* What you have to do:
In the records below, find each line containing the word "JUDICIAL" and copy it.

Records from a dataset
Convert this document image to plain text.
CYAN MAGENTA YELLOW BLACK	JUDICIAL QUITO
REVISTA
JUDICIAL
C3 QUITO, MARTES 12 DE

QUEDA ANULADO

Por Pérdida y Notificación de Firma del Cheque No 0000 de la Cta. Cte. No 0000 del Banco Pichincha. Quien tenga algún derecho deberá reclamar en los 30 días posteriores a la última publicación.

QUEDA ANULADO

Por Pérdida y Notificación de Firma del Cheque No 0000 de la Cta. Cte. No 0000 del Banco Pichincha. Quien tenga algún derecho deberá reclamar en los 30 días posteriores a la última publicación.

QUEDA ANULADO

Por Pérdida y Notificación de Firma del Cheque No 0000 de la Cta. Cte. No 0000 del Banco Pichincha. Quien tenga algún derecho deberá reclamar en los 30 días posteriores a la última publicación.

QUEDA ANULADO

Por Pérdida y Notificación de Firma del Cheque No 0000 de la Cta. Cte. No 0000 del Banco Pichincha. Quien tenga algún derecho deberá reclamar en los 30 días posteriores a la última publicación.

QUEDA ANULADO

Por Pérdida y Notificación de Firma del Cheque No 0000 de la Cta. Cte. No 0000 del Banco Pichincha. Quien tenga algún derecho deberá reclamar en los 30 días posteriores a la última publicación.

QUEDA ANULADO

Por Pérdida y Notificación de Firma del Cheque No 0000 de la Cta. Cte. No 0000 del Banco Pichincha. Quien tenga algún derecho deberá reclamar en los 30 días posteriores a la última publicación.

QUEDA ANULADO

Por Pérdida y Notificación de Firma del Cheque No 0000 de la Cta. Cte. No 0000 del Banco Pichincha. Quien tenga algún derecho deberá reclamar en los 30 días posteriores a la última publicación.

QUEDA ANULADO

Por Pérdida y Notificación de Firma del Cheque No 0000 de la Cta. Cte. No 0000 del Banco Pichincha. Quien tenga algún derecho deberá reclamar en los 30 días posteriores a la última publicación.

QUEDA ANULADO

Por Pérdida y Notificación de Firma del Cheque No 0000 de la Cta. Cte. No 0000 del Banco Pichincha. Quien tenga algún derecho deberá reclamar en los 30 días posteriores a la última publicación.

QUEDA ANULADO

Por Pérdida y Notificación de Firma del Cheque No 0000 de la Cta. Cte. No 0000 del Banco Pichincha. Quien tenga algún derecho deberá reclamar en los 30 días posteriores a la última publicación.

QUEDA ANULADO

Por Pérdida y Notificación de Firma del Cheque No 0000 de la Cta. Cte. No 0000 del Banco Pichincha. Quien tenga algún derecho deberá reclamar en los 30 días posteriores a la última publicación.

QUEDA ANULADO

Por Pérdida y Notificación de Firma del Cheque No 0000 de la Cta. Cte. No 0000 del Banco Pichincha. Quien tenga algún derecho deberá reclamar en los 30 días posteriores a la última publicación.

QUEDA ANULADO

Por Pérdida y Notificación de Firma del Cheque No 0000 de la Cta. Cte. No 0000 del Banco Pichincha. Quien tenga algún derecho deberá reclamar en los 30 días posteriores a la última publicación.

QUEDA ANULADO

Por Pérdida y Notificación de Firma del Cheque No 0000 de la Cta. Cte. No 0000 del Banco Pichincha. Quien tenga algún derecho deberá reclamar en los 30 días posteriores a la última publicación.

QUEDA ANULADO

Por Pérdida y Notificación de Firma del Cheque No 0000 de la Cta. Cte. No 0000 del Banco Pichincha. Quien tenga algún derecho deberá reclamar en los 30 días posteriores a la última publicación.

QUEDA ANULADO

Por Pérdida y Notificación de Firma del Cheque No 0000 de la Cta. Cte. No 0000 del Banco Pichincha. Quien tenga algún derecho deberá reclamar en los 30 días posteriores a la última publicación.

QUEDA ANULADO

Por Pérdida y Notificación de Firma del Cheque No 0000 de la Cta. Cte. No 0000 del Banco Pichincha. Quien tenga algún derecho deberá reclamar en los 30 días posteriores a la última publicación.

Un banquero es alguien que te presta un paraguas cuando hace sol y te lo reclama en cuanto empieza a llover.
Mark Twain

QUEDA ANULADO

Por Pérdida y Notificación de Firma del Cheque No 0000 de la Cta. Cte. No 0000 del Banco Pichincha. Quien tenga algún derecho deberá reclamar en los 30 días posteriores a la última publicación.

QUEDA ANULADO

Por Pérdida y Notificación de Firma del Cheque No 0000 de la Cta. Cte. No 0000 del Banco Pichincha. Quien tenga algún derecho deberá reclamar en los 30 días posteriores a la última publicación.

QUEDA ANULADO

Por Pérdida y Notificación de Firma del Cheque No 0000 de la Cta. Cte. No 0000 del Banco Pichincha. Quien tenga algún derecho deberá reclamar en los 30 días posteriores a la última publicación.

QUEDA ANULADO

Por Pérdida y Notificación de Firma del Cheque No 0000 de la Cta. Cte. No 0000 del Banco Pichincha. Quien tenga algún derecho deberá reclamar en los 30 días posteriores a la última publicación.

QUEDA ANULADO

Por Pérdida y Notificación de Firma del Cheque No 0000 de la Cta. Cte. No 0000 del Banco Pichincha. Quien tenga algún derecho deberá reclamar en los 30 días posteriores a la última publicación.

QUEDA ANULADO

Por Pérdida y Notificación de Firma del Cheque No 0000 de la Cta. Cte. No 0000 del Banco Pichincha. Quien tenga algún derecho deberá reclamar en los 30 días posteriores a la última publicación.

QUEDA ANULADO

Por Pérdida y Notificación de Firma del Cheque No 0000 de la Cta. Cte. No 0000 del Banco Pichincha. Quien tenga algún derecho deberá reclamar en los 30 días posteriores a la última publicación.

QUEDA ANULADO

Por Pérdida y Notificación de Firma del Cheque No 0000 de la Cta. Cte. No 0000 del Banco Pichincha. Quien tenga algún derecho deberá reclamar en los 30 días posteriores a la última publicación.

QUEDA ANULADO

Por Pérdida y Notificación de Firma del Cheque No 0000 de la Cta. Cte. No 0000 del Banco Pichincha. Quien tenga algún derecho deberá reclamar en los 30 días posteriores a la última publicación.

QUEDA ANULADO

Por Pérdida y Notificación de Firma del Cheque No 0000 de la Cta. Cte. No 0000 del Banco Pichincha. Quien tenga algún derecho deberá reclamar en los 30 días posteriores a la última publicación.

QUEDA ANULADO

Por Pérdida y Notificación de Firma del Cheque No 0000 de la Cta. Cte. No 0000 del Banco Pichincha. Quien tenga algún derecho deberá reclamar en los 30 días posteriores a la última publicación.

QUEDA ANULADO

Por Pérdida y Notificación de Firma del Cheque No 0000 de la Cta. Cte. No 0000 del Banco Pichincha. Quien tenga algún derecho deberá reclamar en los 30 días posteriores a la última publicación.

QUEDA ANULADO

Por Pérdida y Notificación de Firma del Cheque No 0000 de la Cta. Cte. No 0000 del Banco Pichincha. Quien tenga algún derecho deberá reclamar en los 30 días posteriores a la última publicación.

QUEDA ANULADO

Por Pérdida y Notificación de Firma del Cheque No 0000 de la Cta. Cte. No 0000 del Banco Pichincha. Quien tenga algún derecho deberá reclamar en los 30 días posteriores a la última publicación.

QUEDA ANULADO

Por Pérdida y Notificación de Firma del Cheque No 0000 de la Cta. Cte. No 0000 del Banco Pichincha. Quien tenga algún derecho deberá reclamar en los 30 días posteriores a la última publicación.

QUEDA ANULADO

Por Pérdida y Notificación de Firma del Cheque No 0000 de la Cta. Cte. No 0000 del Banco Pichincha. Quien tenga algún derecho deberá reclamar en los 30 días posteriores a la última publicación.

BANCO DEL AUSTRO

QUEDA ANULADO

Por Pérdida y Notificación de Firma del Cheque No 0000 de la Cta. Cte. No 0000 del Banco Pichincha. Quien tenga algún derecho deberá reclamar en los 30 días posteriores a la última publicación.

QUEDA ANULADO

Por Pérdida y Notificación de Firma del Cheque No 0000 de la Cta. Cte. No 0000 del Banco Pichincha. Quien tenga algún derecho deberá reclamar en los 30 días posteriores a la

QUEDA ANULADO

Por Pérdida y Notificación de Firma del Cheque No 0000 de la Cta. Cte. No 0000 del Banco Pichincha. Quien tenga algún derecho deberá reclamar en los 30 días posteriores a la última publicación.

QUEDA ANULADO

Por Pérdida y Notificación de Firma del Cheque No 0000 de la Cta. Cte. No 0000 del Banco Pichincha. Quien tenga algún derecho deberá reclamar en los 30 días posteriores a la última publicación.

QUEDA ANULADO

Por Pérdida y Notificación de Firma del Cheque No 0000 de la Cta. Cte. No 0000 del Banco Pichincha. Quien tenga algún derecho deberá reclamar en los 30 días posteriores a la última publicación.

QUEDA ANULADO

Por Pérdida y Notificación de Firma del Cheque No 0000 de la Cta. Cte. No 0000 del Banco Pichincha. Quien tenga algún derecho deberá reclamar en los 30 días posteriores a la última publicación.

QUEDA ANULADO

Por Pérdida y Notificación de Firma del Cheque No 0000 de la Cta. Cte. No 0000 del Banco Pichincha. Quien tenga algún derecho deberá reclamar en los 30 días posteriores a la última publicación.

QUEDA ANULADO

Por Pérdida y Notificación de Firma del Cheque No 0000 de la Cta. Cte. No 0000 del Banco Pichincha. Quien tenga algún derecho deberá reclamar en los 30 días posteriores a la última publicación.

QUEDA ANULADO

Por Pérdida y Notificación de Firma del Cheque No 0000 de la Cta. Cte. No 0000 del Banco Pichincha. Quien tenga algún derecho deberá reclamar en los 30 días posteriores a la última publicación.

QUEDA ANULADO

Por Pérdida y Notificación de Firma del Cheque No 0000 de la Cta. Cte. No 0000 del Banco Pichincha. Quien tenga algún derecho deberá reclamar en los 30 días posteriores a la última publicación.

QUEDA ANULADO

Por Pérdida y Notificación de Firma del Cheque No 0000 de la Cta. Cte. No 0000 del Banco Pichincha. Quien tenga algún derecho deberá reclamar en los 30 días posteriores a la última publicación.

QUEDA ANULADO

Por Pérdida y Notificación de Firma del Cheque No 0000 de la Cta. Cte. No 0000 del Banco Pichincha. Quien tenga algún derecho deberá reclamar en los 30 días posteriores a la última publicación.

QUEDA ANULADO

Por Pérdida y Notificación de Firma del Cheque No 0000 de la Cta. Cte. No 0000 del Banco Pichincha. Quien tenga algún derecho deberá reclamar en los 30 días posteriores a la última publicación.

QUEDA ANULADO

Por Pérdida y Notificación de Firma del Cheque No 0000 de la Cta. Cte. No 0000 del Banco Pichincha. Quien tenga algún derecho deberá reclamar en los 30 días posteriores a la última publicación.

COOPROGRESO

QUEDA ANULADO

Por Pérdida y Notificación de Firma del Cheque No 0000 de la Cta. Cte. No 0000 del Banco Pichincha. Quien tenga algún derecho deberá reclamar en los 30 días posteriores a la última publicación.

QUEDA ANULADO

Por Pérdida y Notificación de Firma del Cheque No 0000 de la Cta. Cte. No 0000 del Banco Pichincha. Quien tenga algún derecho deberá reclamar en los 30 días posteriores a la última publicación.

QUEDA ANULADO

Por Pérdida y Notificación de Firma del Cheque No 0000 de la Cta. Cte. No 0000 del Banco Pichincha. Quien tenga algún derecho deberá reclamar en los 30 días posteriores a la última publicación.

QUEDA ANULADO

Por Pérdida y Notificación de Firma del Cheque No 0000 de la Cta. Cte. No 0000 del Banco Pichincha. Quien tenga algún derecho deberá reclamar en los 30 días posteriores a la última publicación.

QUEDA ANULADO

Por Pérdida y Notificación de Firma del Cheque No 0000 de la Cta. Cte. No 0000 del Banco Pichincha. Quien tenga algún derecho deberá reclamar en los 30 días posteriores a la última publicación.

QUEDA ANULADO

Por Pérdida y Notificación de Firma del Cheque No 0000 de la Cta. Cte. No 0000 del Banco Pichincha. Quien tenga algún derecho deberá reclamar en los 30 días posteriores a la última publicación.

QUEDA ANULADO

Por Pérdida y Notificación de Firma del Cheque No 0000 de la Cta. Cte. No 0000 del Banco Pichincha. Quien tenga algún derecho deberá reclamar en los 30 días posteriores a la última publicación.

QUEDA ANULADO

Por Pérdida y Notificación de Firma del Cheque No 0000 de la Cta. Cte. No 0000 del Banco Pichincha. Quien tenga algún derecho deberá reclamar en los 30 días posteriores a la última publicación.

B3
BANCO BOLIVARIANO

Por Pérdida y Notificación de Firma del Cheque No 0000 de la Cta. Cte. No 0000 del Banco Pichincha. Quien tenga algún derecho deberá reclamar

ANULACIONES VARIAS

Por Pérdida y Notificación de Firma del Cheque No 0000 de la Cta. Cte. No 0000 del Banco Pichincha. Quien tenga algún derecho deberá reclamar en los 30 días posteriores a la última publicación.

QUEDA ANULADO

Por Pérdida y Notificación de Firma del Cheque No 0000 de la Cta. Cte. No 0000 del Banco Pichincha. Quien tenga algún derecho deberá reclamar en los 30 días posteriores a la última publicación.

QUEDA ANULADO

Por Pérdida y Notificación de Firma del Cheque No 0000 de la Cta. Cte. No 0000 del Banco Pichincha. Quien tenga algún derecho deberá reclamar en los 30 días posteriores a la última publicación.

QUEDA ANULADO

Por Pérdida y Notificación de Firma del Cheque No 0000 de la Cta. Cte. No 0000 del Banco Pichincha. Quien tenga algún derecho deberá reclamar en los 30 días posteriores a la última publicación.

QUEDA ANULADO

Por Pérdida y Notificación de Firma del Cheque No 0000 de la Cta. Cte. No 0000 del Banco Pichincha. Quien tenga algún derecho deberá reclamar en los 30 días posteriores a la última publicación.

* Final result:
CYAN MAGENTA YELLOW BLACK	JUDICIAL QUITO
JUDICIAL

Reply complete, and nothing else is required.